=== Data lines ===

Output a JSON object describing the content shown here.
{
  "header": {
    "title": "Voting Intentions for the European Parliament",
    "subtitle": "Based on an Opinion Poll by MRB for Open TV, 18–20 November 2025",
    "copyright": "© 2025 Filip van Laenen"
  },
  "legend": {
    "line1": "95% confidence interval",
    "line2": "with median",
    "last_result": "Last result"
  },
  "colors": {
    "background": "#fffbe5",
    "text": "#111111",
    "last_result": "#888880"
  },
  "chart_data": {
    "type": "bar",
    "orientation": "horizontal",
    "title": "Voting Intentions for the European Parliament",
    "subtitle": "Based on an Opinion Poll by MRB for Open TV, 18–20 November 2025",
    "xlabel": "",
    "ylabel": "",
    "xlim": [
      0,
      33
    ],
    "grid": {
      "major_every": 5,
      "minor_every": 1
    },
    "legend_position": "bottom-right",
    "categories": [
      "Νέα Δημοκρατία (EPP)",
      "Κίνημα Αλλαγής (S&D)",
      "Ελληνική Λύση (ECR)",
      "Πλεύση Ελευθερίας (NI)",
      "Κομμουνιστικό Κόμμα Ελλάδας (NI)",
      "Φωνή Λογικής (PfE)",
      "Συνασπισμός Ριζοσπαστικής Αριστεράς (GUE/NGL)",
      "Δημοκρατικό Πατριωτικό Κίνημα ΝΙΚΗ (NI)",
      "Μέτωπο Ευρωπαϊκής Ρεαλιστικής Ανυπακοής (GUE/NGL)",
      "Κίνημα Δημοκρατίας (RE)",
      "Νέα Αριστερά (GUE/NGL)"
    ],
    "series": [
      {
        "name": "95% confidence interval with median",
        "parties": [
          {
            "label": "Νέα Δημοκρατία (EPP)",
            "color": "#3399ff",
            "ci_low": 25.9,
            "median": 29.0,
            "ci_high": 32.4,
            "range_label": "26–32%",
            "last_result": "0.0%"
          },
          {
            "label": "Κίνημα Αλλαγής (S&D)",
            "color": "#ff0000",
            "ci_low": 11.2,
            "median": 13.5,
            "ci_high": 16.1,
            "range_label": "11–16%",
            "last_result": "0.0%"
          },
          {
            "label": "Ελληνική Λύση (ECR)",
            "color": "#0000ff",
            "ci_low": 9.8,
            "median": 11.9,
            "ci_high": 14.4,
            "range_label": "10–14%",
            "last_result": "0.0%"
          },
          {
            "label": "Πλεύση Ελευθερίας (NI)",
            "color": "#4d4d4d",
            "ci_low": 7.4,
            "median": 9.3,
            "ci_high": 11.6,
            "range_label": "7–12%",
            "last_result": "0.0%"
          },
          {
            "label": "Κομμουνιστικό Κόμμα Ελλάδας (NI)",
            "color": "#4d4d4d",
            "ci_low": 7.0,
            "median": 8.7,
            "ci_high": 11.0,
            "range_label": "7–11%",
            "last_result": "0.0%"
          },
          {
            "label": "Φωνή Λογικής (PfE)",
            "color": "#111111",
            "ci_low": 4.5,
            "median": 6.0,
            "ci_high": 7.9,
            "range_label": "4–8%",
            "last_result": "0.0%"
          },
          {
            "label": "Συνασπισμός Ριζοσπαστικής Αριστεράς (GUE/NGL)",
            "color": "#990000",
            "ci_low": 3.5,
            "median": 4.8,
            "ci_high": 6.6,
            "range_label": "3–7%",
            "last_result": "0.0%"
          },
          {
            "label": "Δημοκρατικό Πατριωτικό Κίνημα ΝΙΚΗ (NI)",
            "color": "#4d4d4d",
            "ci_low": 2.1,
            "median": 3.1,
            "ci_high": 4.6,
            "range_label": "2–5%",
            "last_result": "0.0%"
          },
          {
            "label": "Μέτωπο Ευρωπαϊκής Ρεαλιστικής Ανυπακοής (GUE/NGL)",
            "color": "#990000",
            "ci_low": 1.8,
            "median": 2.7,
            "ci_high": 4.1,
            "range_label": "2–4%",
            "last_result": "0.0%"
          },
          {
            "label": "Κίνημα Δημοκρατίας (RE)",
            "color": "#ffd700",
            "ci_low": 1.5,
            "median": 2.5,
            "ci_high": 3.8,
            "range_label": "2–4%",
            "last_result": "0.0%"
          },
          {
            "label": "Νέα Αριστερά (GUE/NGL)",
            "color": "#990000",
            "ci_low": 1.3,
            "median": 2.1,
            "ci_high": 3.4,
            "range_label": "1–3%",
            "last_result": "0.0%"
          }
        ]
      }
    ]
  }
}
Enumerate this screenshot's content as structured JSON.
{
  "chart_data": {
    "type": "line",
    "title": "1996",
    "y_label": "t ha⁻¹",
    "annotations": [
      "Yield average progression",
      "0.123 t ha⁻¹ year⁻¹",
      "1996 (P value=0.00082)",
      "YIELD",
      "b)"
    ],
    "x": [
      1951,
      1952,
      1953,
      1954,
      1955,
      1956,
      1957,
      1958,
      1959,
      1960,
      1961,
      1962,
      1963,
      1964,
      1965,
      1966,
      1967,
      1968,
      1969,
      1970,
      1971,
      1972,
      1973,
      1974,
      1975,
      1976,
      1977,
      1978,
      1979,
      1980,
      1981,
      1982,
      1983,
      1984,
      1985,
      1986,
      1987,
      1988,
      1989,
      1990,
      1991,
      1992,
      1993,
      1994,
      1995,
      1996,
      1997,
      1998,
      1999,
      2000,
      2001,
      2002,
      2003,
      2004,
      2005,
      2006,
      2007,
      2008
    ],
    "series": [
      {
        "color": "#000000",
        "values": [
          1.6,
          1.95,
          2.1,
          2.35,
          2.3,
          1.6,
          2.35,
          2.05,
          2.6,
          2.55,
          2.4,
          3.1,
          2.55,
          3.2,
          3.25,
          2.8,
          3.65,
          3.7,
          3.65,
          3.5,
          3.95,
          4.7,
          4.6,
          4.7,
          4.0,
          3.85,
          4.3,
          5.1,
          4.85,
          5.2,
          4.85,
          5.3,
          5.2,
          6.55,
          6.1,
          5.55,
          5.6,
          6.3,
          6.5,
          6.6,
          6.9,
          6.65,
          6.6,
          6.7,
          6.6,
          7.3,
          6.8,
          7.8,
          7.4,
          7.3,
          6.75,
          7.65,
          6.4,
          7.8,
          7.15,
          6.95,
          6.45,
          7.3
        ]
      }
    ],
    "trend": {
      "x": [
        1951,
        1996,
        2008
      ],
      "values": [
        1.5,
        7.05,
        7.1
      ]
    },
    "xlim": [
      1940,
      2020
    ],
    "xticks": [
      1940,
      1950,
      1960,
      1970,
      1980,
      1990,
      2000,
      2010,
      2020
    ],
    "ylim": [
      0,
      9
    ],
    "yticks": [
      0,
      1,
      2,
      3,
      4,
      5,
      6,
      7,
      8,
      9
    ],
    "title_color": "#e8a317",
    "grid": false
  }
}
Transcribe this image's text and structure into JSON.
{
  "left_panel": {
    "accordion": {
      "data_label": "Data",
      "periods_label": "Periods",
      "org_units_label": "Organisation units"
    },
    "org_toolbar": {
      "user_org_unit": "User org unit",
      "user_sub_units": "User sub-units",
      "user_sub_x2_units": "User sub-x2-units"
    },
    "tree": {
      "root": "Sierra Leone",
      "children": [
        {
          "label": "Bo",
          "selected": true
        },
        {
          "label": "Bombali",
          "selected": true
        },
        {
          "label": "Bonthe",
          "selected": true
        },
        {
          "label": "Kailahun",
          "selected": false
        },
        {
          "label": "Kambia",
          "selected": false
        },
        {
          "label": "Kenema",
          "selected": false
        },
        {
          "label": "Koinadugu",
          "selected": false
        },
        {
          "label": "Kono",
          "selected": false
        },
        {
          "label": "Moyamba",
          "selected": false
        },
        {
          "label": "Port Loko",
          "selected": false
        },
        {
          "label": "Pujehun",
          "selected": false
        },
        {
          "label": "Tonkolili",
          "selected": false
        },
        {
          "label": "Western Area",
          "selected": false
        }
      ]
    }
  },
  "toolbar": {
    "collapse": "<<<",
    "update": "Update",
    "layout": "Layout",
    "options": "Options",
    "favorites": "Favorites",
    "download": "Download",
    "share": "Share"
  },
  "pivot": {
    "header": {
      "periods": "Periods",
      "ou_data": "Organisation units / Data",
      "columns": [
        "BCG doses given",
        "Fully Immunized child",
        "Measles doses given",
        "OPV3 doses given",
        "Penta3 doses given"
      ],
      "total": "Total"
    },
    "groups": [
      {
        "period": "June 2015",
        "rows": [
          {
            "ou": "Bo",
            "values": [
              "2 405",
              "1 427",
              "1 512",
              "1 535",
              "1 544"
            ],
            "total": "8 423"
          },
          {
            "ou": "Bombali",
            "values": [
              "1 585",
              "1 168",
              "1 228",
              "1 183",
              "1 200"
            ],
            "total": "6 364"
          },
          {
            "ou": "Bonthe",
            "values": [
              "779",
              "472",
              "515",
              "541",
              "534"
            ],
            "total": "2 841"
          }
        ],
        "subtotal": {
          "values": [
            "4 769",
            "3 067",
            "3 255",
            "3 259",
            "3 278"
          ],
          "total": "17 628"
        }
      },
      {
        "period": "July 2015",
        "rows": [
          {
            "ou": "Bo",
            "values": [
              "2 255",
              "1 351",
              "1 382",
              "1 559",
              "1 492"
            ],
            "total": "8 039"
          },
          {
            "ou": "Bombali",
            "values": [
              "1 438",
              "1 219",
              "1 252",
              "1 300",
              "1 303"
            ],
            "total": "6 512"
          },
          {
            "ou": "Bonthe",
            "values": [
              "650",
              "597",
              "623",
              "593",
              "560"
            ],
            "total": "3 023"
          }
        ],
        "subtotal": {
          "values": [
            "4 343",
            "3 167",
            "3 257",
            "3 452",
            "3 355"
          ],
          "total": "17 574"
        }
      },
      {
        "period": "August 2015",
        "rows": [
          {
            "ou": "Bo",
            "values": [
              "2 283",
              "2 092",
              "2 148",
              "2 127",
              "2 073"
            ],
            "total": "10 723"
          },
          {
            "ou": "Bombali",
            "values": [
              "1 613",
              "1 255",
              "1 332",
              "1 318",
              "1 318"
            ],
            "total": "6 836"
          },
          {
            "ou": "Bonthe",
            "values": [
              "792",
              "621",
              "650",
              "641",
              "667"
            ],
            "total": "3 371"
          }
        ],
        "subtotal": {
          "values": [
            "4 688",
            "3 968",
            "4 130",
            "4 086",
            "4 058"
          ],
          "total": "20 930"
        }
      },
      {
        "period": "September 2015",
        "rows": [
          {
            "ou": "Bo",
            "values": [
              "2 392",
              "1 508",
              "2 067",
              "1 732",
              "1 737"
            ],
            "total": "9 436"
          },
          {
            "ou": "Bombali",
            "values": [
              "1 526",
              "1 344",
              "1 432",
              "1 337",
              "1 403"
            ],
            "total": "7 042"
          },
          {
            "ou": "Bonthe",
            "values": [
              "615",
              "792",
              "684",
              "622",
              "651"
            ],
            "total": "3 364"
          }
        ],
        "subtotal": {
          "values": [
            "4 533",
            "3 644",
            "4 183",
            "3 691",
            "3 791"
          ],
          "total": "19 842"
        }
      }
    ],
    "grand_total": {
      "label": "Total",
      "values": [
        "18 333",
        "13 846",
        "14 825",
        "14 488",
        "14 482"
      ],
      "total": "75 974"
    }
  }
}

===

> Exercise requirements
Report only a number: how many lines in the material above contain the string "Συνασπισμός".

> Problem solution
2